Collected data
** START **

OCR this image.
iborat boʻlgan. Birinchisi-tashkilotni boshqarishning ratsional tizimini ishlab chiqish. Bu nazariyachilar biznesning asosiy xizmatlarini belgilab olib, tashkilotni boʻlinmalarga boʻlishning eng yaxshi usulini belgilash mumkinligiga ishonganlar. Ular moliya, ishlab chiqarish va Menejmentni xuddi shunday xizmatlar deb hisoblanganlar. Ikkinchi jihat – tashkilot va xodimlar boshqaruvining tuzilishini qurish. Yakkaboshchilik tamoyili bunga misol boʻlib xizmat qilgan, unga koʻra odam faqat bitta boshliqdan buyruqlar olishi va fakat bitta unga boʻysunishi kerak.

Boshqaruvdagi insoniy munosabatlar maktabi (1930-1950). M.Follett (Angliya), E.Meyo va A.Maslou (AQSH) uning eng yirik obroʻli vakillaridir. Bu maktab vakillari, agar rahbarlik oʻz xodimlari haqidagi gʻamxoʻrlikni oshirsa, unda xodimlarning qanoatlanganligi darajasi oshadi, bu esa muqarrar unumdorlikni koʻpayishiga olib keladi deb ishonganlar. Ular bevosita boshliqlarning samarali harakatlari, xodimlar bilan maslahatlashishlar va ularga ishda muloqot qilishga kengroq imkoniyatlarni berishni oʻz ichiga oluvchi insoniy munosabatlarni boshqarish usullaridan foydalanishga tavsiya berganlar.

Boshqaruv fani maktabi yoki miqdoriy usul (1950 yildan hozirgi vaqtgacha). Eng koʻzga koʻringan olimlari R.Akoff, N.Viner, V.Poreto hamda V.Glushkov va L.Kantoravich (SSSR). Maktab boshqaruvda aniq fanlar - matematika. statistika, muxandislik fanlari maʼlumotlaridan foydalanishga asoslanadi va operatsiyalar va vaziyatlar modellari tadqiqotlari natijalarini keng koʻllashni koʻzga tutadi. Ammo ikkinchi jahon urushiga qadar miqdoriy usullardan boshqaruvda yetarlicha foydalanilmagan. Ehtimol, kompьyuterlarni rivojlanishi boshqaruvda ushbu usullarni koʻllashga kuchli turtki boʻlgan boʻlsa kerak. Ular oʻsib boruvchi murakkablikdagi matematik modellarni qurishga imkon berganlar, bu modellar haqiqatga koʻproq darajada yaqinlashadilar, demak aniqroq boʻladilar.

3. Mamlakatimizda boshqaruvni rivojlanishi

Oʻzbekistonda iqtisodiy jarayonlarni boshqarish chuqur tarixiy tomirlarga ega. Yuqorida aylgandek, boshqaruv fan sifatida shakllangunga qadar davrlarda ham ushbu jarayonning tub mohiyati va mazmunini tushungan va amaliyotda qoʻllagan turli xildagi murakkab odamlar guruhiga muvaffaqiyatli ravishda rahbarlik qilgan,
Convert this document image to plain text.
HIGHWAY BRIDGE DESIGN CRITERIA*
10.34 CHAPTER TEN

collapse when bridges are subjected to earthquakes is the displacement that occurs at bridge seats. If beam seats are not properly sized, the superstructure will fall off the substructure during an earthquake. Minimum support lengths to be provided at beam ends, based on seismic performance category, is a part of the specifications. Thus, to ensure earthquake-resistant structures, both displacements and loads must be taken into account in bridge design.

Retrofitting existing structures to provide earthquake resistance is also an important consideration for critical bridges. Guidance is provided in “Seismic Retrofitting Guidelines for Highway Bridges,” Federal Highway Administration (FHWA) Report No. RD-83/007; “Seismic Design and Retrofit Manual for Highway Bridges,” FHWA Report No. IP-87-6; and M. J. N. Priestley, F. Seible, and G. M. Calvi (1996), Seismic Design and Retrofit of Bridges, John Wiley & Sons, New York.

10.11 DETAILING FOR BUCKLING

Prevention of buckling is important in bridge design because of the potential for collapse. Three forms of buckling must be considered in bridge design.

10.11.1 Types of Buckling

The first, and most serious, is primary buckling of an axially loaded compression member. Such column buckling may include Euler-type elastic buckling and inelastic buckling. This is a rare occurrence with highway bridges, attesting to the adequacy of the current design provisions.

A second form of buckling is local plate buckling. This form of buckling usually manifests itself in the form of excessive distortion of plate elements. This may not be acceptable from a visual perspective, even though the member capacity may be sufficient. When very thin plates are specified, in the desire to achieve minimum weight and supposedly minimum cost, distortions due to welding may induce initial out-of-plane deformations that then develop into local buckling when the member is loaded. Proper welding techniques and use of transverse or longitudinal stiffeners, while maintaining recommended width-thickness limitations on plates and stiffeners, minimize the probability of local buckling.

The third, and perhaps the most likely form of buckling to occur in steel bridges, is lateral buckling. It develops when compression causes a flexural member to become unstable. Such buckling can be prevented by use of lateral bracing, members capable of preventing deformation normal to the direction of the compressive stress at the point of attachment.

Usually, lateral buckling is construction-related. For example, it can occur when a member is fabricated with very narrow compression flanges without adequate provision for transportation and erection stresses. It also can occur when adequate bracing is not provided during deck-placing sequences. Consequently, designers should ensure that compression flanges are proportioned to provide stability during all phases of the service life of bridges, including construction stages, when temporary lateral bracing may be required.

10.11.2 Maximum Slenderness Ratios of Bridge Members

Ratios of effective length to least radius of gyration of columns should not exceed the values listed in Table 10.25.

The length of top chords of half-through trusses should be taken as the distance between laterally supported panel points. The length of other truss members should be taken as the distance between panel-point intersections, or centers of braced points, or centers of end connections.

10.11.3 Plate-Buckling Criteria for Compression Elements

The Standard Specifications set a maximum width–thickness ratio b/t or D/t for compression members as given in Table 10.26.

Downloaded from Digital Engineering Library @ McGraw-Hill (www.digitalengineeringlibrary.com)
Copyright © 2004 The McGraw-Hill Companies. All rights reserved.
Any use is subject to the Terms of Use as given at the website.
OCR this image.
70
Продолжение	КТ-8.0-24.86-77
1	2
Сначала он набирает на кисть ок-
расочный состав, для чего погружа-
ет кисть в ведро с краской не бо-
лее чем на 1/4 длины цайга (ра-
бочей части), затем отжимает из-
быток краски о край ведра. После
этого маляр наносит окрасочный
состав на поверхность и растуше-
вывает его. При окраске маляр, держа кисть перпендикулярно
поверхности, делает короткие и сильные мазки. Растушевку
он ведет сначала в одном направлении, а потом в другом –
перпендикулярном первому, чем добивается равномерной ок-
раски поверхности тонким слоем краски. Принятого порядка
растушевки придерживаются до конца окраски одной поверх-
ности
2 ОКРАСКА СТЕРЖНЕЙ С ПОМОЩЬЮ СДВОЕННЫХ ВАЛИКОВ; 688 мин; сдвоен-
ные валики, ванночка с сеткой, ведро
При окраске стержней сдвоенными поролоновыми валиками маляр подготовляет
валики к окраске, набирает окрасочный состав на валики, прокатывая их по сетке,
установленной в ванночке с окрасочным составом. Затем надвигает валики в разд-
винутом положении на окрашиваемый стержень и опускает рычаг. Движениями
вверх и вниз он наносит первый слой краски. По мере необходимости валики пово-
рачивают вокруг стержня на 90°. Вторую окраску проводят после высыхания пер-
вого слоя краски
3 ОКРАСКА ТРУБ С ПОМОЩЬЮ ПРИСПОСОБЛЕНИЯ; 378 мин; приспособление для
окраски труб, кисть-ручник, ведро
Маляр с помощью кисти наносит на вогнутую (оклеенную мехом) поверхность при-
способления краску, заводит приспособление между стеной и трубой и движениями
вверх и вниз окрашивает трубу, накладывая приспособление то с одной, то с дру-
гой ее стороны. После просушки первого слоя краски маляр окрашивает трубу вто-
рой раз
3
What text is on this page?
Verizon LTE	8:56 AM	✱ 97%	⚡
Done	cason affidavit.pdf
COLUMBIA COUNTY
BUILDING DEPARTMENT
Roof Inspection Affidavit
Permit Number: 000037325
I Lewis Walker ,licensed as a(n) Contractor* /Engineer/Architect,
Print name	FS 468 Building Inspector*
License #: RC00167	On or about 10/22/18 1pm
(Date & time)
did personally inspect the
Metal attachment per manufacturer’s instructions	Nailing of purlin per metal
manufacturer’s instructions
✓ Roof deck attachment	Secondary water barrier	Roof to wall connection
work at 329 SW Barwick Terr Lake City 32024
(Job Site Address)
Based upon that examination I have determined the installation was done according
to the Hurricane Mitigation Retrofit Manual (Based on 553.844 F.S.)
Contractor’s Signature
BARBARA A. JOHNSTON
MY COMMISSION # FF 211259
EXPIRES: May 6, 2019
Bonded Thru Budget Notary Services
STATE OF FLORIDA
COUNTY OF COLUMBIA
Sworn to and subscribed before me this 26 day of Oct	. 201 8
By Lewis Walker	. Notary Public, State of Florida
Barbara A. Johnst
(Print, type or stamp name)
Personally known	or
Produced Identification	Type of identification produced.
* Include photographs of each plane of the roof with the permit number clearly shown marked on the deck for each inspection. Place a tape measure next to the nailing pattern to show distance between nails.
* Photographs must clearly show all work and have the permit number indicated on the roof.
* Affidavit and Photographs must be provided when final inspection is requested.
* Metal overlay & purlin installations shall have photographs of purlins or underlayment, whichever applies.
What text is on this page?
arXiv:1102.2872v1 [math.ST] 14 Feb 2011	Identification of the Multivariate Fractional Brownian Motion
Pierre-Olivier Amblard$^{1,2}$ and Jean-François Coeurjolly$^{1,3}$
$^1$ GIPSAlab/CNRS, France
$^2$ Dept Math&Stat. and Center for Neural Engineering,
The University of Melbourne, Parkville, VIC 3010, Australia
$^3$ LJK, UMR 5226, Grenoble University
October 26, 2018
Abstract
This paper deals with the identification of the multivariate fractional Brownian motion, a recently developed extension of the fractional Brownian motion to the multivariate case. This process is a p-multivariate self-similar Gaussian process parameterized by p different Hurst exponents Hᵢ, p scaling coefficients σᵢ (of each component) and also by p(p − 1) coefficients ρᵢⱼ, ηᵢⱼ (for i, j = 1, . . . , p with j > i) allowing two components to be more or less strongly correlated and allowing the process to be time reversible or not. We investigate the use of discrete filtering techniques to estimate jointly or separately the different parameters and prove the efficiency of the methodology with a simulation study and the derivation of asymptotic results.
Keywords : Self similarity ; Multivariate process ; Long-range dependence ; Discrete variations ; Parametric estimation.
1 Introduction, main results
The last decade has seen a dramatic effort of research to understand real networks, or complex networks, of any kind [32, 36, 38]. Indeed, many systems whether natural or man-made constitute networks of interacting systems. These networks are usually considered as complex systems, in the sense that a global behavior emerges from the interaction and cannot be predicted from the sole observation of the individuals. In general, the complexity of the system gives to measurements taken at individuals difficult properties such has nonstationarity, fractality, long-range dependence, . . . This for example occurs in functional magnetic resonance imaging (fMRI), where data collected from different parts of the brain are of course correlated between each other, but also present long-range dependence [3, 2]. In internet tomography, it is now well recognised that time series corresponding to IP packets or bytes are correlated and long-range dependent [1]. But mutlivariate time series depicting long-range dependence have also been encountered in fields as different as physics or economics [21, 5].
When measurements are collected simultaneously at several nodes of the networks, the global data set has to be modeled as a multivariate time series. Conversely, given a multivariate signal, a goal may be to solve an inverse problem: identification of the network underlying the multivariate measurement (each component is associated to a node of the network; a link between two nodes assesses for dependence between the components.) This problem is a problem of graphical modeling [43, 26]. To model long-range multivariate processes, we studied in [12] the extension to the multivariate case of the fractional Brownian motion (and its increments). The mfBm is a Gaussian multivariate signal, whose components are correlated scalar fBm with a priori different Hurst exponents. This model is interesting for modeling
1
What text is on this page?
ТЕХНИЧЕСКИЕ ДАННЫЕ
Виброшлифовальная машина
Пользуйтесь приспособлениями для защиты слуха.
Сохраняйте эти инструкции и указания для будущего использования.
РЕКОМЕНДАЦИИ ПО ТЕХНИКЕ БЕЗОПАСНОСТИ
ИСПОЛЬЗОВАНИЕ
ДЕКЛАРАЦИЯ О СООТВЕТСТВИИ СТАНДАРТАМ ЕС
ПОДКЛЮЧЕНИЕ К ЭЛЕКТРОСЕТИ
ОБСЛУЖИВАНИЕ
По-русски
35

** END **

To do
List all lines from the entries that include the word "COUNTY".

Result of this exercise
COLUMBIA COUNTY
COUNTY OF COLUMBIA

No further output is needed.